Type out the material below exactly.

** BEGIN Entries shown **

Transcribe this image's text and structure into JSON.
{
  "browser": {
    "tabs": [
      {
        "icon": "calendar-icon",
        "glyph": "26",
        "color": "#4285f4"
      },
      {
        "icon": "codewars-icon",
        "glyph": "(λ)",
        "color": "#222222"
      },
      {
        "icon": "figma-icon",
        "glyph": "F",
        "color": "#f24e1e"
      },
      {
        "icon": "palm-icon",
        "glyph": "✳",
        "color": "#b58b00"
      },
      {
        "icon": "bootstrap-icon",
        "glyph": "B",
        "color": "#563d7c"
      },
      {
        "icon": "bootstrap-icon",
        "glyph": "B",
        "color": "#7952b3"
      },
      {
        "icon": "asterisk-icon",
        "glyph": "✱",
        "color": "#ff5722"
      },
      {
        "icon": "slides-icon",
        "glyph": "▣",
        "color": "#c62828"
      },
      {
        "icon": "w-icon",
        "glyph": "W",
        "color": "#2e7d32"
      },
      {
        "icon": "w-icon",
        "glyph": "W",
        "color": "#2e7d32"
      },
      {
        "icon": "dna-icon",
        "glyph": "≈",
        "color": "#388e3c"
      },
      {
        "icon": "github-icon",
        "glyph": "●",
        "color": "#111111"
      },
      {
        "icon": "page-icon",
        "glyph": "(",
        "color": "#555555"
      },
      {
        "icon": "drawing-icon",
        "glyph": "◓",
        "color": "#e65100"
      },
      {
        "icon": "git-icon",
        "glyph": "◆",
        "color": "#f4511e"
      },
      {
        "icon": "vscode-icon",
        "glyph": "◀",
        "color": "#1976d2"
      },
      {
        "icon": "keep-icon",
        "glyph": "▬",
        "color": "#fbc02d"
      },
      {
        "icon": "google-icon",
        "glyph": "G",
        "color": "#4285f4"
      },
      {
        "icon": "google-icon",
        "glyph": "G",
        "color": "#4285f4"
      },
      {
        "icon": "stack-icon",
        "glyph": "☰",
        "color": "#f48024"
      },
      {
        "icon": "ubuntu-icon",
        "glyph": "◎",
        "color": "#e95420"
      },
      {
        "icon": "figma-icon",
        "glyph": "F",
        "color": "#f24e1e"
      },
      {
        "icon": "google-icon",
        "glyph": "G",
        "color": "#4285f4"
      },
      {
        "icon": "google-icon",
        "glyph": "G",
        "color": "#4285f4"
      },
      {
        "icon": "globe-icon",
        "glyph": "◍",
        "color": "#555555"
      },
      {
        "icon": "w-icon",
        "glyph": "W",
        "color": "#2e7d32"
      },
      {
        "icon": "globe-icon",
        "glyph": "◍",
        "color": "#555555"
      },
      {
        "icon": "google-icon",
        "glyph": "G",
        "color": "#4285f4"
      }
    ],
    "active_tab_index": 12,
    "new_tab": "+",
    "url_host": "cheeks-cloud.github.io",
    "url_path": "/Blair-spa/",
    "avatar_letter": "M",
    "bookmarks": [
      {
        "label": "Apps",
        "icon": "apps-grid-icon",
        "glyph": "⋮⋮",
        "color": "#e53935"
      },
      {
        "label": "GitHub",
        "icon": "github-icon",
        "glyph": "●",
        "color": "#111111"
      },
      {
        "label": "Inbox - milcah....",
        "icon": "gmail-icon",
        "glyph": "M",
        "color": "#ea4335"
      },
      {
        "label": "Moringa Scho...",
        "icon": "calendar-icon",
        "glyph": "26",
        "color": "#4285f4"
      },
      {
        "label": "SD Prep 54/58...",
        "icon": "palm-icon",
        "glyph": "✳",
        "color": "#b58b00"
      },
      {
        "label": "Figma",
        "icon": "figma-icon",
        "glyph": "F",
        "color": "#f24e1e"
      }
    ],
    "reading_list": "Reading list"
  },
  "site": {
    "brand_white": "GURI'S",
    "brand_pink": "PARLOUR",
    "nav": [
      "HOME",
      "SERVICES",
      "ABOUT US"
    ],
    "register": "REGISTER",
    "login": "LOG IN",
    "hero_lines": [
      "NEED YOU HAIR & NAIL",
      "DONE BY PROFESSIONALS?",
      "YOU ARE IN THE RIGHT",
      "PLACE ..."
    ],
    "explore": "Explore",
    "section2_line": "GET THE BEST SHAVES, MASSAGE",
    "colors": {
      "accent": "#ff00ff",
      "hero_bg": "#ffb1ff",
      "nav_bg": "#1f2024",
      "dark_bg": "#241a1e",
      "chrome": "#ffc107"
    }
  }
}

** END Entries shown **

**Exercise response**
Transcribe this image's text and structure into JSON.
{
  "browser": {
    "tabs": [
      {
        "icon": "calendar-icon",
        "glyph": "26",
        "color": "#4285f4"
      },
      {
        "icon": "codewars-icon",
        "glyph": "(λ)",
        "color": "#222222"
      },
      {
        "icon": "figma-icon",
        "glyph": "F",
        "color": "#f24e1e"
      },
      {
        "icon": "palm-icon",
        "glyph": "✳",
        "color": "#b58b00"
      },
      {
        "icon": "bootstrap-icon",
        "glyph": "B",
        "color": "#563d7c"
      },
      {
        "icon": "bootstrap-icon",
        "glyph": "B",
        "color": "#7952b3"
      },
      {
        "icon": "asterisk-icon",
        "glyph": "✱",
        "color": "#ff5722"
      },
      {
        "icon": "slides-icon",
        "glyph": "▣",
        "color": "#c62828"
      },
      {
        "icon": "w-icon",
        "glyph": "W",
        "color": "#2e7d32"
      },
      {
        "icon": "w-icon",
        "glyph": "W",
        "color": "#2e7d32"
      },
      {
        "icon": "dna-icon",
        "glyph": "≈",
        "color": "#388e3c"
      },
      {
        "icon": "github-icon",
        "glyph": "●",
        "color": "#111111"
      },
      {
        "icon": "page-icon",
        "glyph": "(",
        "color": "#555555"
      },
      {
        "icon": "drawing-icon",
        "glyph": "◓",
        "color": "#e65100"
      },
      {
        "icon": "git-icon",
        "glyph": "◆",
        "color": "#f4511e"
      },
      {
        "icon": "vscode-icon",
        "glyph": "◀",
        "color": "#1976d2"
      },
      {
        "icon": "keep-icon",
        "glyph": "▬",
        "color": "#fbc02d"
      },
      {
        "icon": "google-icon",
        "glyph": "G",
        "color": "#4285f4"
      },
      {
        "icon": "google-icon",
        "glyph": "G",
        "color": "#4285f4"
      },
      {
        "icon": "stack-icon",
        "glyph": "☰",
        "color": "#f48024"
      },
      {
        "icon": "ubuntu-icon",
        "glyph": "◎",
        "color": "#e95420"
      },
      {
        "icon": "figma-icon",
        "glyph": "F",
        "color": "#f24e1e"
      },
      {
        "icon": "google-icon",
        "glyph": "G",
        "color": "#4285f4"
      },
      {
        "icon": "google-icon",
        "glyph": "G",
        "color": "#4285f4"
      },
      {
        "icon": "globe-icon",
        "glyph": "◍",
        "color": "#555555"
      },
      {
        "icon": "w-icon",
        "glyph": "W",
        "color": "#2e7d32"
      },
      {
        "icon": "globe-icon",
        "glyph": "◍",
        "color": "#555555"
      },
      {
        "icon": "google-icon",
        "glyph": "G",
        "color": "#4285f4"
      }
    ],
    "active_tab_index": 12,
    "new_tab": "+",
    "url_host": "cheeks-cloud.github.io",
    "url_path": "/Blair-spa/",
    "avatar_letter": "M",
    "bookmarks": [
      {
        "label": "Apps",
        "icon": "apps-grid-icon",
        "glyph": "⋮⋮",
        "color": "#e53935"
      },
      {
        "label": "GitHub",
        "icon": "github-icon",
        "glyph": "●",
        "color": "#111111"
      },
      {
        "label": "Inbox - milcah....",
        "icon": "gmail-icon",
        "glyph": "M",
        "color": "#ea4335"
      },
      {
        "label": "Moringa Scho...",
        "icon": "calendar-icon",
        "glyph": "26",
        "color": "#4285f4"
      },
      {
        "label": "SD Prep 54/58...",
        "icon": "palm-icon",
        "glyph": "✳",
        "color": "#b58b00"
      },
      {
        "label": "Figma",
        "icon": "figma-icon",
        "glyph": "F",
        "color": "#f24e1e"
      }
    ],
    "reading_list": "Reading list"
  },
  "site": {
    "brand_white": "GURI'S",
    "brand_pink": "PARLOUR",
    "nav": [
      "HOME",
      "SERVICES",
      "ABOUT US"
    ],
    "register": "REGISTER",
    "login": "LOG IN",
    "hero_lines": [
      "NEED YOU HAIR & NAIL",
      "DONE BY PROFESSIONALS?",
      "YOU ARE IN THE RIGHT",
      "PLACE ..."
    ],
    "explore": "Explore",
    "section2_line": "GET THE BEST SHAVES, MASSAGE",
    "colors": {
      "accent": "#ff00ff",
      "hero_bg": "#ffb1ff",
      "nav_bg": "#1f2024",
      "dark_bg": "#241a1e",
      "chrome": "#ffc107"
    }
  }
}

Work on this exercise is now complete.